TASK TO CARRY OUT: Repeat the listing below in full, exactly as it stands.

EXCERPTED DATA:
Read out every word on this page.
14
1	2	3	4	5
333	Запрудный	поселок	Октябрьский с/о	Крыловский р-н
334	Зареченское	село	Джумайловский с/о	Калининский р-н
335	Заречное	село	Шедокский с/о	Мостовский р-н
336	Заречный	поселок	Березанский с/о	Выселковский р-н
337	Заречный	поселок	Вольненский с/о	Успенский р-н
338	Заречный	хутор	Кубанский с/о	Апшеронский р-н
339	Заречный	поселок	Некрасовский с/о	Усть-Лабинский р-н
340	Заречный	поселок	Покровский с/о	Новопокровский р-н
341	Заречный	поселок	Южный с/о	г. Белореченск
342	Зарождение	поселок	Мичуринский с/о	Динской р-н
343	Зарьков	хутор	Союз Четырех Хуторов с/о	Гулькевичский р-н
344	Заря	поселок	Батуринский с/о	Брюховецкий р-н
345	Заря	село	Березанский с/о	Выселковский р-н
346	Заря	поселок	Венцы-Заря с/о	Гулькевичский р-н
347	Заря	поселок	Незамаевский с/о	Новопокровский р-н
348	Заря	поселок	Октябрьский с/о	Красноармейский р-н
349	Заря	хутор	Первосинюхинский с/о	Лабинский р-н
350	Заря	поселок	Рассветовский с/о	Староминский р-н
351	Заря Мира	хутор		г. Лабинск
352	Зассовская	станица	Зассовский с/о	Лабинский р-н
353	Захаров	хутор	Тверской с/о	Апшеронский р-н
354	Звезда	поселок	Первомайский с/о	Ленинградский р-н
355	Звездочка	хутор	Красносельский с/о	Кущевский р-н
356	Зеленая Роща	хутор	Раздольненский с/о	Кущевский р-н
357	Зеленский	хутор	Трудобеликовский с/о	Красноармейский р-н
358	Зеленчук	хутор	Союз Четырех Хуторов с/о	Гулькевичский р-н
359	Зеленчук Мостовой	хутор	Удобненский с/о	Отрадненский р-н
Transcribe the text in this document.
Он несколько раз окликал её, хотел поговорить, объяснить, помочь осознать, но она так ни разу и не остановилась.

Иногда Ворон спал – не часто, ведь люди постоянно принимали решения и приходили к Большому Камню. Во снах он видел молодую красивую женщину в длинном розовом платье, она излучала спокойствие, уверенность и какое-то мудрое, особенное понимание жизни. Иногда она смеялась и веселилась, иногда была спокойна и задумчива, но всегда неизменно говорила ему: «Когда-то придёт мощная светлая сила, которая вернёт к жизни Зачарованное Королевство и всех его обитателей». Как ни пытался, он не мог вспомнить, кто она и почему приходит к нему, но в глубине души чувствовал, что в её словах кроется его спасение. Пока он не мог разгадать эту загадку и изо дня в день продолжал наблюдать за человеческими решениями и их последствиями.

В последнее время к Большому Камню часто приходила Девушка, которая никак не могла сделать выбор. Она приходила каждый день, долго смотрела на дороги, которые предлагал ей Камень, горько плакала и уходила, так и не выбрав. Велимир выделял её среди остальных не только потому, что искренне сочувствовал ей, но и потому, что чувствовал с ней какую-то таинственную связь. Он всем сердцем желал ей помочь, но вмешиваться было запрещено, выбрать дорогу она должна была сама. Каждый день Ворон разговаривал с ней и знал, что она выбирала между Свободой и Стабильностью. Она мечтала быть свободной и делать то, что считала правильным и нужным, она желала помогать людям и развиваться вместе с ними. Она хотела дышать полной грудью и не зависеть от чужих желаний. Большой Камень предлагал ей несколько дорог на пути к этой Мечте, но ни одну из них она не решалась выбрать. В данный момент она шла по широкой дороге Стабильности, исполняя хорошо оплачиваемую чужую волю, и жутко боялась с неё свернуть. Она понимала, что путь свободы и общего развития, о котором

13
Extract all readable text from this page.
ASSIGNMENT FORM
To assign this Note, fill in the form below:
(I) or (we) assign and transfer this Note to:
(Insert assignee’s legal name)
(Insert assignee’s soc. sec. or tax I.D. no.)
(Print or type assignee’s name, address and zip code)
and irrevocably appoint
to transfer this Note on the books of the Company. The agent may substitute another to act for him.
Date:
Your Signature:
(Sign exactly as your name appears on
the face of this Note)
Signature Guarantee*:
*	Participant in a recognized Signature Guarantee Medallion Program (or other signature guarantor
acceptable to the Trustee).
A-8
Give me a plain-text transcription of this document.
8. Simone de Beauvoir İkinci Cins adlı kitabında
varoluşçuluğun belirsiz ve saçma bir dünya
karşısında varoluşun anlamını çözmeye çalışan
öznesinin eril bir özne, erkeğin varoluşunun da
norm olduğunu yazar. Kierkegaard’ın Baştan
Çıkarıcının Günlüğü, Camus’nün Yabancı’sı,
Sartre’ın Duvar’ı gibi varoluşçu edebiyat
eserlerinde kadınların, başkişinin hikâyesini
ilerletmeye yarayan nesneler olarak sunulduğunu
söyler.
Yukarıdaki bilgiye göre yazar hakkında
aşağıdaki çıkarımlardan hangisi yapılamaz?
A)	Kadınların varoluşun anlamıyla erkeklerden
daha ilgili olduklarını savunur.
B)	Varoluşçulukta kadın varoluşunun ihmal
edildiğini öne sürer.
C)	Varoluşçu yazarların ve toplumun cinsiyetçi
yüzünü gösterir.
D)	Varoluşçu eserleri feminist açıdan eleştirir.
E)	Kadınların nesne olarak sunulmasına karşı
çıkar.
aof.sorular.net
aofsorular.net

TASK RESULT:
Read out every word on this page.
14
1	2	3	4	5
333	Запрудный	поселок	Октябрьский с/о	Крыловский р-н
334	Зареченское	село	Джумайловский с/о	Калининский р-н
335	Заречное	село	Шедокский с/о	Мостовский р-н
336	Заречный	поселок	Березанский с/о	Выселковский р-н
337	Заречный	поселок	Вольненский с/о	Успенский р-н
338	Заречный	хутор	Кубанский с/о	Апшеронский р-н
339	Заречный	поселок	Некрасовский с/о	Усть-Лабинский р-н
340	Заречный	поселок	Покровский с/о	Новопокровский р-н
341	Заречный	поселок	Южный с/о	г. Белореченск
342	Зарождение	поселок	Мичуринский с/о	Динской р-н
343	Зарьков	хутор	Союз Четырех Хуторов с/о	Гулькевичский р-н
344	Заря	поселок	Батуринский с/о	Брюховецкий р-н
345	Заря	село	Березанский с/о	Выселковский р-н
346	Заря	поселок	Венцы-Заря с/о	Гулькевичский р-н
347	Заря	поселок	Незамаевский с/о	Новопокровский р-н
348	Заря	поселок	Октябрьский с/о	Красноармейский р-н
349	Заря	хутор	Первосинюхинский с/о	Лабинский р-н
350	Заря	поселок	Рассветовский с/о	Староминский р-н
351	Заря Мира	хутор		г. Лабинск
352	Зассовская	станица	Зассовский с/о	Лабинский р-н
353	Захаров	хутор	Тверской с/о	Апшеронский р-н
354	Звезда	поселок	Первомайский с/о	Ленинградский р-н
355	Звездочка	хутор	Красносельский с/о	Кущевский р-н
356	Зеленая Роща	хутор	Раздольненский с/о	Кущевский р-н
357	Зеленский	хутор	Трудобеликовский с/о	Красноармейский р-н
358	Зеленчук	хутор	Союз Четырех Хуторов с/о	Гулькевичский р-н
359	Зеленчук Мостовой	хутор	Удобненский с/о	Отрадненский р-н
Transcribe the text in this document.
Он несколько раз окликал её, хотел поговорить, объяснить, помочь осознать, но она так ни разу и не остановилась.

Иногда Ворон спал – не часто, ведь люди постоянно принимали решения и приходили к Большому Камню. Во снах он видел молодую красивую женщину в длинном розовом платье, она излучала спокойствие, уверенность и какое-то мудрое, особенное понимание жизни. Иногда она смеялась и веселилась, иногда была спокойна и задумчива, но всегда неизменно говорила ему: «Когда-то придёт мощная светлая сила, которая вернёт к жизни Зачарованное Королевство и всех его обитателей». Как ни пытался, он не мог вспомнить, кто она и почему приходит к нему, но в глубине души чувствовал, что в её словах кроется его спасение. Пока он не мог разгадать эту загадку и изо дня в день продолжал наблюдать за человеческими решениями и их последствиями.

В последнее время к Большому Камню часто приходила Девушка, которая никак не могла сделать выбор. Она приходила каждый день, долго смотрела на дороги, которые предлагал ей Камень, горько плакала и уходила, так и не выбрав. Велимир выделял её среди остальных не только потому, что искренне сочувствовал ей, но и потому, что чувствовал с ней какую-то таинственную связь. Он всем сердцем желал ей помочь, но вмешиваться было запрещено, выбрать дорогу она должна была сама. Каждый день Ворон разговаривал с ней и знал, что она выбирала между Свободой и Стабильностью. Она мечтала быть свободной и делать то, что считала правильным и нужным, она желала помогать людям и развиваться вместе с ними. Она хотела дышать полной грудью и не зависеть от чужих желаний. Большой Камень предлагал ей несколько дорог на пути к этой Мечте, но ни одну из них она не решалась выбрать. В данный момент она шла по широкой дороге Стабильности, исполняя хорошо оплачиваемую чужую волю, и жутко боялась с неё свернуть. Она понимала, что путь свободы и общего развития, о котором

13
Extract all readable text from this page.
ASSIGNMENT FORM
To assign this Note, fill in the form below:
(I) or (we) assign and transfer this Note to:
(Insert assignee’s legal name)
(Insert assignee’s soc. sec. or tax I.D. no.)
(Print or type assignee’s name, address and zip code)
and irrevocably appoint
to transfer this Note on the books of the Company. The agent may substitute another to act for him.
Date:
Your Signature:
(Sign exactly as your name appears on
the face of this Note)
Signature Guarantee*:
*	Participant in a recognized Signature Guarantee Medallion Program (or other signature guarantor
acceptable to the Trustee).
A-8
Give me a plain-text transcription of this document.
8. Simone de Beauvoir İkinci Cins adlı kitabında
varoluşçuluğun belirsiz ve saçma bir dünya
karşısında varoluşun anlamını çözmeye çalışan
öznesinin eril bir özne, erkeğin varoluşunun da
norm olduğunu yazar. Kierkegaard’ın Baştan
Çıkarıcının Günlüğü, Camus’nün Yabancı’sı,
Sartre’ın Duvar’ı gibi varoluşçu edebiyat
eserlerinde kadınların, başkişinin hikâyesini
ilerletmeye yarayan nesneler olarak sunulduğunu
söyler.
Yukarıdaki bilgiye göre yazar hakkında
aşağıdaki çıkarımlardan hangisi yapılamaz?
A)	Kadınların varoluşun anlamıyla erkeklerden
daha ilgili olduklarını savunur.
B)	Varoluşçulukta kadın varoluşunun ihmal
edildiğini öne sürer.
C)	Varoluşçu yazarların ve toplumun cinsiyetçi
yüzünü gösterir.
D)	Varoluşçu eserleri feminist açıdan eleştirir.
E)	Kadınların nesne olarak sunulmasına karşı
çıkar.
aof.sorular.net
aofsorular.net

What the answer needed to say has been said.